• INSTRUCTIONS FOR THE TASK
Copy all lines below containing "page".
[DATASET EXCERPTS start]
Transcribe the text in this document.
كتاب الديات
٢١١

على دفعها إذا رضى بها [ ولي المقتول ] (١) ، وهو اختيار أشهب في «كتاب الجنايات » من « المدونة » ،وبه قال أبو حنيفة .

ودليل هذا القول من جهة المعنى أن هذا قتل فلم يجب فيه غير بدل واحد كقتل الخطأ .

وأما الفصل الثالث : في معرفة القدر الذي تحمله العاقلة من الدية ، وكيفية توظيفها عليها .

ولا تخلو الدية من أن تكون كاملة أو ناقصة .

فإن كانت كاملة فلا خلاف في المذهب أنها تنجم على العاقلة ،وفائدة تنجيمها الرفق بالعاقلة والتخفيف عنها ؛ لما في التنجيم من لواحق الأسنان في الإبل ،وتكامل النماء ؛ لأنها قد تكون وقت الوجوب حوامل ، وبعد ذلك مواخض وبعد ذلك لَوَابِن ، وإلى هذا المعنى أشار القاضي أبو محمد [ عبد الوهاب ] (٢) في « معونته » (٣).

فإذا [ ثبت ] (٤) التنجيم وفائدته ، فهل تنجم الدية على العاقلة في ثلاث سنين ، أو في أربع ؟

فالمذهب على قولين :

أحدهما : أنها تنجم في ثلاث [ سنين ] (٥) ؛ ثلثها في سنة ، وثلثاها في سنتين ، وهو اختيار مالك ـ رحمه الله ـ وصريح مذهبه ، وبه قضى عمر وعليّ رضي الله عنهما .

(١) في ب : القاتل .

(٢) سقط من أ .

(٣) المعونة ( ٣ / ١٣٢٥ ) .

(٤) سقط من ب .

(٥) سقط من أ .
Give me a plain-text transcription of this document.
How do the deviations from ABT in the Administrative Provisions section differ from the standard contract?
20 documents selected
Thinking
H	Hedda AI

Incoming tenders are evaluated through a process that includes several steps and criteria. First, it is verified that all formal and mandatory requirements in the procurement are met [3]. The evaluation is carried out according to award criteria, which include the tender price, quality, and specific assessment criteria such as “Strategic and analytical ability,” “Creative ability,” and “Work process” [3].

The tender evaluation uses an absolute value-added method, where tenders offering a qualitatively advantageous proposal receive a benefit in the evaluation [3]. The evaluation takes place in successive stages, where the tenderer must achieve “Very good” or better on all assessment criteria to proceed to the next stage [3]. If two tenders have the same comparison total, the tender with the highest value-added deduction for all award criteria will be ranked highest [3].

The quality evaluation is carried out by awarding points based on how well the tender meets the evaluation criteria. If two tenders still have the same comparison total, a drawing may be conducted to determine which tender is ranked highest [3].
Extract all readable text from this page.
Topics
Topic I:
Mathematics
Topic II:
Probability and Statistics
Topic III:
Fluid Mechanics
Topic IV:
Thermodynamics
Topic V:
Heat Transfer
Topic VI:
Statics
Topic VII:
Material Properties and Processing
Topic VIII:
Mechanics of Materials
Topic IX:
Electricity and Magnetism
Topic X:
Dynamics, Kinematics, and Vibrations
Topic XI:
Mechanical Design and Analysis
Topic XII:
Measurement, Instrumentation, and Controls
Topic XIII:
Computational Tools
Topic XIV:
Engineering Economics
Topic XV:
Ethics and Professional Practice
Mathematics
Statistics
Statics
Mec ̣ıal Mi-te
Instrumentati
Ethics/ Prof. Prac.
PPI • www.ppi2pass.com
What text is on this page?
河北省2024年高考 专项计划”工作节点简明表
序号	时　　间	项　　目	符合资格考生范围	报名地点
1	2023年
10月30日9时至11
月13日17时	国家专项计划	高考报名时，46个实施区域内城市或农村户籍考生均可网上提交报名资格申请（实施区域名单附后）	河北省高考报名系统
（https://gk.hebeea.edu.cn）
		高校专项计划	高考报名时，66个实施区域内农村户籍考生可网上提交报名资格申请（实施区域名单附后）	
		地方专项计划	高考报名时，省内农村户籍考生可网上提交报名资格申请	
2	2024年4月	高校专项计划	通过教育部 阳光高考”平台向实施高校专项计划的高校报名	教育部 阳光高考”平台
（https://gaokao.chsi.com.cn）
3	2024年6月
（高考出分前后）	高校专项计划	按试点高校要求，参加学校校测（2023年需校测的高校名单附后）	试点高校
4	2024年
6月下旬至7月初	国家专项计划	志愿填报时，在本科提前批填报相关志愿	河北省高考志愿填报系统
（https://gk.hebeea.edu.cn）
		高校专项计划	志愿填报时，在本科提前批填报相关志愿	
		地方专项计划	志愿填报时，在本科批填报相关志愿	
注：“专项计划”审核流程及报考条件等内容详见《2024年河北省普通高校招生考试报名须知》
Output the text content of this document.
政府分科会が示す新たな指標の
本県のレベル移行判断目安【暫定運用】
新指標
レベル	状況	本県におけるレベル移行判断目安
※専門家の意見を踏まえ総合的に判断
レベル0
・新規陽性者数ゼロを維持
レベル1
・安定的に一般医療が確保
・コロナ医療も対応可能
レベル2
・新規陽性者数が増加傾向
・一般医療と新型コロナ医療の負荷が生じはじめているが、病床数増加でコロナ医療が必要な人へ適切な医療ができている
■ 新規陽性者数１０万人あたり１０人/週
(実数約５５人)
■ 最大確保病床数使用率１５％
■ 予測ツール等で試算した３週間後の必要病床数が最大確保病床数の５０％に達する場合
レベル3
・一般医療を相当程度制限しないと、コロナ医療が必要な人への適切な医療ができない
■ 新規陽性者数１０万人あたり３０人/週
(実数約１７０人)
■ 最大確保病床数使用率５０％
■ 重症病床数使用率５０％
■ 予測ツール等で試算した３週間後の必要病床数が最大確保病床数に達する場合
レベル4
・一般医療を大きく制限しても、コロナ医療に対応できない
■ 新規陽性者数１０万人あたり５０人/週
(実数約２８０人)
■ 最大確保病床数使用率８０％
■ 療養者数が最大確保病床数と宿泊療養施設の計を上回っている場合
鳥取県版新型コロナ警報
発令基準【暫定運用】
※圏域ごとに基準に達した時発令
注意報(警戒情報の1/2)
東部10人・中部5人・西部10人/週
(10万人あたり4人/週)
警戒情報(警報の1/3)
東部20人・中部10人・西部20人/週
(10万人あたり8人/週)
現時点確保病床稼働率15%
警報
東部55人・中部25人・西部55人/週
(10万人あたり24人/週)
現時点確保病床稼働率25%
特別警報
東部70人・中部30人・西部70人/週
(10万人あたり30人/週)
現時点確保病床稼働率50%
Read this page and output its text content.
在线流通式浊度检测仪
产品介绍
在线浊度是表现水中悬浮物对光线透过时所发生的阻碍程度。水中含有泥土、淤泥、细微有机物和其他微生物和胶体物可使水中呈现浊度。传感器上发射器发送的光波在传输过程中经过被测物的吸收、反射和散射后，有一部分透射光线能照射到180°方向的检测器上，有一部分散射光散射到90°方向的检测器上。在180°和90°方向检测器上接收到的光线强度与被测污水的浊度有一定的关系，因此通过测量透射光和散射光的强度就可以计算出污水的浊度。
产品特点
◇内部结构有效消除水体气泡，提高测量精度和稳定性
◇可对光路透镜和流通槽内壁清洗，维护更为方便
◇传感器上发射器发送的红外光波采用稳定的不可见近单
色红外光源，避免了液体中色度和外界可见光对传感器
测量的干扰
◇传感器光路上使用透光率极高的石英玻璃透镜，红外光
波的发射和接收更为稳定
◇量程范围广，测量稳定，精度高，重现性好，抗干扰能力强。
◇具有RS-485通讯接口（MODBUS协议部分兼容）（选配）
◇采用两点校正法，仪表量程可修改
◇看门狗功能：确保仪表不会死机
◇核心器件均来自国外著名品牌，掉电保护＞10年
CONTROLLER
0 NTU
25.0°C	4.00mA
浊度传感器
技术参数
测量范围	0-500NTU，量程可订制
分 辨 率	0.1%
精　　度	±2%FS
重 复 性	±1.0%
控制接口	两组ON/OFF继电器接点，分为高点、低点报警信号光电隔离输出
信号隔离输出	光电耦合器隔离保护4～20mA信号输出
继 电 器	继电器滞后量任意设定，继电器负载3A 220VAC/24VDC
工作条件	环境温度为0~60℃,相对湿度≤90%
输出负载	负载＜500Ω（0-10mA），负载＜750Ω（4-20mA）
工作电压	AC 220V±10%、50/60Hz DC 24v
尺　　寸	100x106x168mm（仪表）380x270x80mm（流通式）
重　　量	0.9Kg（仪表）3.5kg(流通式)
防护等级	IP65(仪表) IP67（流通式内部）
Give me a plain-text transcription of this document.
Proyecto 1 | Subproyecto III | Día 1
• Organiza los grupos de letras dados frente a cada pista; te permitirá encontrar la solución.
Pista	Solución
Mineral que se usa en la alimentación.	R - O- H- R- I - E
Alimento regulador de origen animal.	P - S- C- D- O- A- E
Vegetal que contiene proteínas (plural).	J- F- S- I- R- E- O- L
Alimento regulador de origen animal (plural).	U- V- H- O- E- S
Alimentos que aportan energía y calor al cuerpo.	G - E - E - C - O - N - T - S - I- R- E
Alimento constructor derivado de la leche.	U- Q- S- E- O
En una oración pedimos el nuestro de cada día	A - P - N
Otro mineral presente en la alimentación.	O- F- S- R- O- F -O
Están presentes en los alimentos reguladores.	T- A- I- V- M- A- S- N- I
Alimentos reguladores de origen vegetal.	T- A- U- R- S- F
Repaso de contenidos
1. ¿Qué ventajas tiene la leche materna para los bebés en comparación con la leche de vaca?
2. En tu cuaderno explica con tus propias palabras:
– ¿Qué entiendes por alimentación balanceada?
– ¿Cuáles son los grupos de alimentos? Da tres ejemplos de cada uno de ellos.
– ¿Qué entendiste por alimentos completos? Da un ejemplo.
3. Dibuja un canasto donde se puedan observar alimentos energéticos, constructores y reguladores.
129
[DATASET EXCERPTS end]
• THE REPLY
Extract all readable text from this page.
What text is on this page?
Read this page and output its text content.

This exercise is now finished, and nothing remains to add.